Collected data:
★ ★ ★ ★ ★ ★ ★

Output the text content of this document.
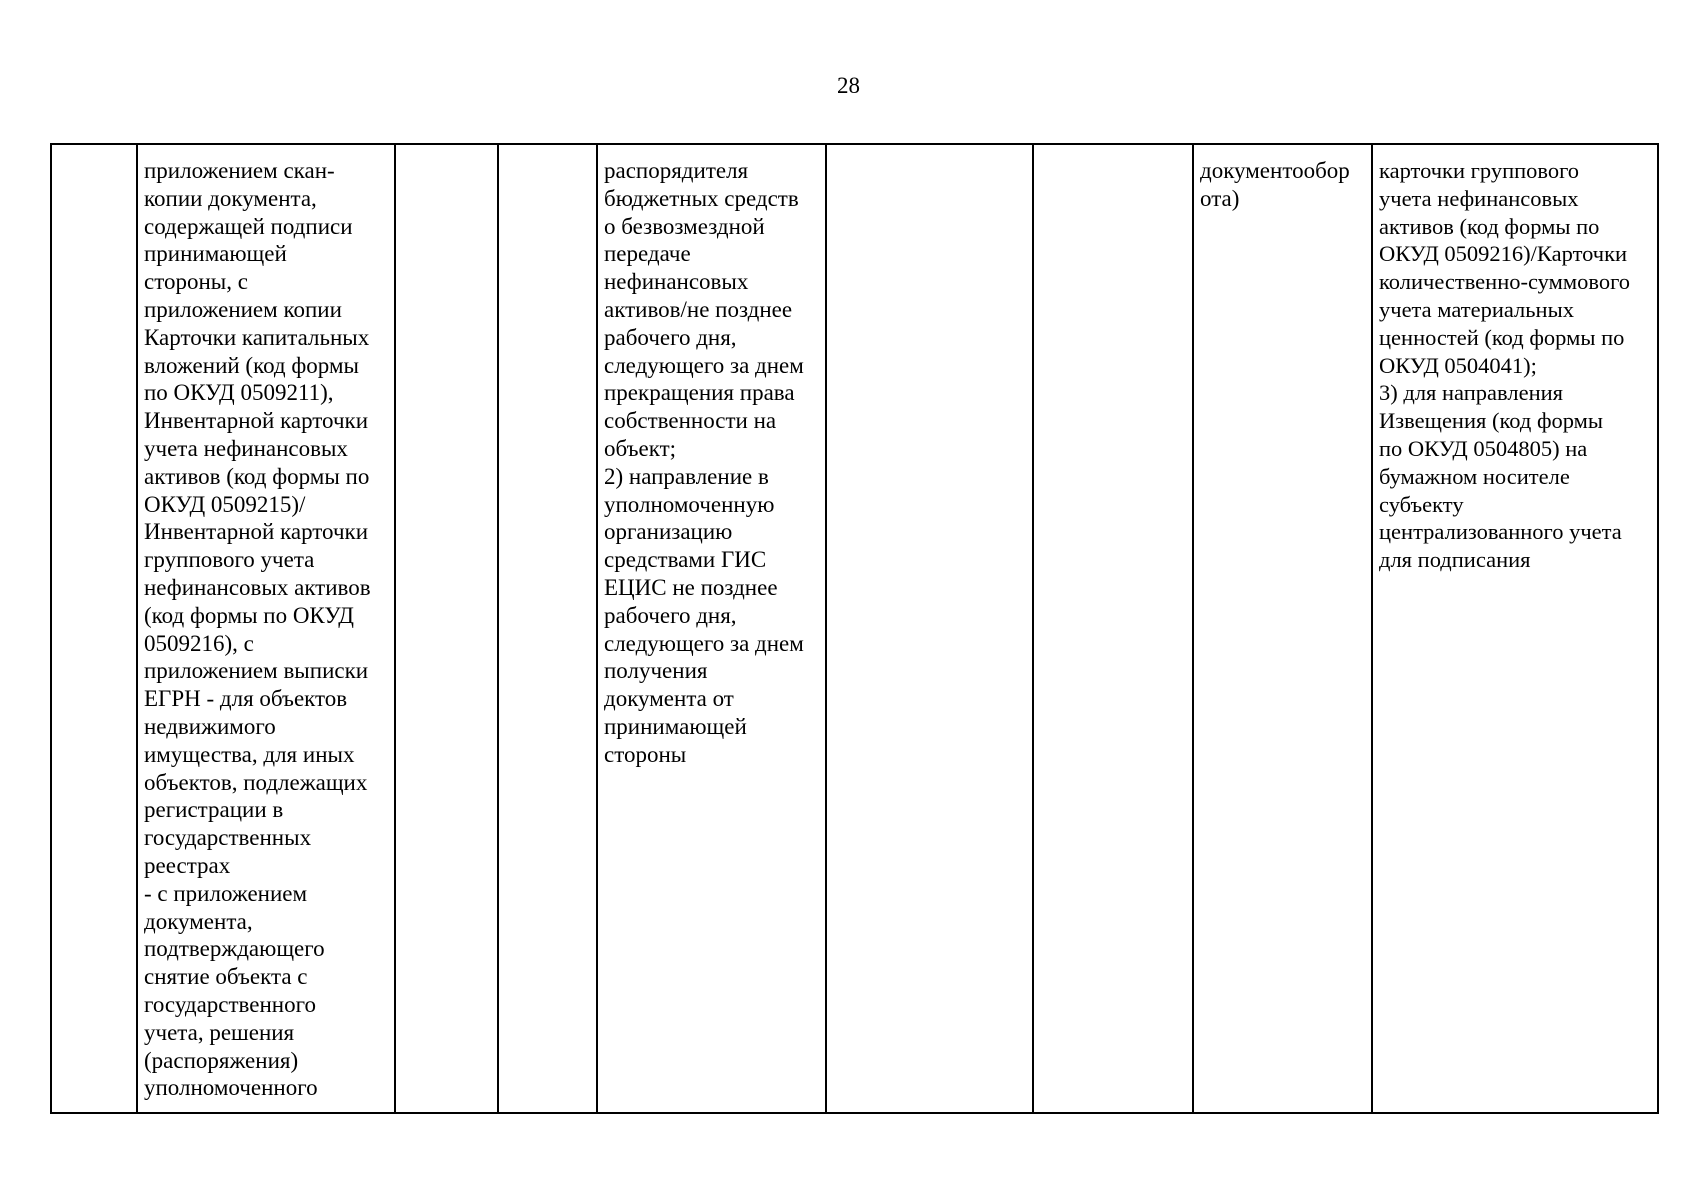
28
	приложением скан-
копии документа,
содержащей подписи
принимающей
стороны, с
приложением копии
Карточки капитальных
вложений (код формы
по ОКУД 0509211),
Инвентарной карточки
учета нефинансовых
активов (код формы по
ОКУД 0509215)/
Инвентарной карточки
группового учета
нефинансовых активов
(код формы по ОКУД
0509216), с
приложением выписки
ЕГРН - для объектов
недвижимого
имущества, для иных
объектов, подлежащих
регистрации в
государственных
реестрах
- с приложением
документа,
подтверждающего
снятие объекта с
государственного
учета, решения
(распоряжения)
уполномоченного			распорядителя
бюджетных средств
о безвозмездной
передаче
нефинансовых
активов/не позднее
рабочего дня,
следующего за днем
прекращения права
собственности на
объект;
2) направление в
уполномоченную
организацию
средствами ГИС
ЕЦИС не позднее
рабочего дня,
следующего за днем
получения
документа от
принимающей
стороны			документообор
ота)	карточки группового
учета нефинансовых
активов (код формы по
ОКУД 0509216)/Карточки
количественно-суммового
учета материальных
ценностей (код формы по
ОКУД 0504041);
3) для направления
Извещения (код формы
по ОКУД 0504805) на
бумажном носителе
субъекту
централизованного учета
для подписания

★ ★ ★ ★ ★ ★ ★

▸ **DIRECTIONS**:
Set down the complete material exactly, but do not include the images.

▸ **ANSWER FOR THE TASK**:
Output the text content of this document.
28
	приложением скан-
копии документа,
содержащей подписи
принимающей
стороны, с
приложением копии
Карточки капитальных
вложений (код формы
по ОКУД 0509211),
Инвентарной карточки
учета нефинансовых
активов (код формы по
ОКУД 0509215)/
Инвентарной карточки
группового учета
нефинансовых активов
(код формы по ОКУД
0509216), с
приложением выписки
ЕГРН - для объектов
недвижимого
имущества, для иных
объектов, подлежащих
регистрации в
государственных
реестрах
- с приложением
документа,
подтверждающего
снятие объекта с
государственного
учета, решения
(распоряжения)
уполномоченного			распорядителя
бюджетных средств
о безвозмездной
передаче
нефинансовых
активов/не позднее
рабочего дня,
следующего за днем
прекращения права
собственности на
объект;
2) направление в
уполномоченную
организацию
средствами ГИС
ЕЦИС не позднее
рабочего дня,
следующего за днем
получения
документа от
принимающей
стороны			документообор
ота)	карточки группового
учета нефинансовых
активов (код формы по
ОКУД 0509216)/Карточки
количественно-суммового
учета материальных
ценностей (код формы по
ОКУД 0504041);
3) для направления
Извещения (код формы
по ОКУД 0504805) на
бумажном носителе
субъекту
централизованного учета
для подписания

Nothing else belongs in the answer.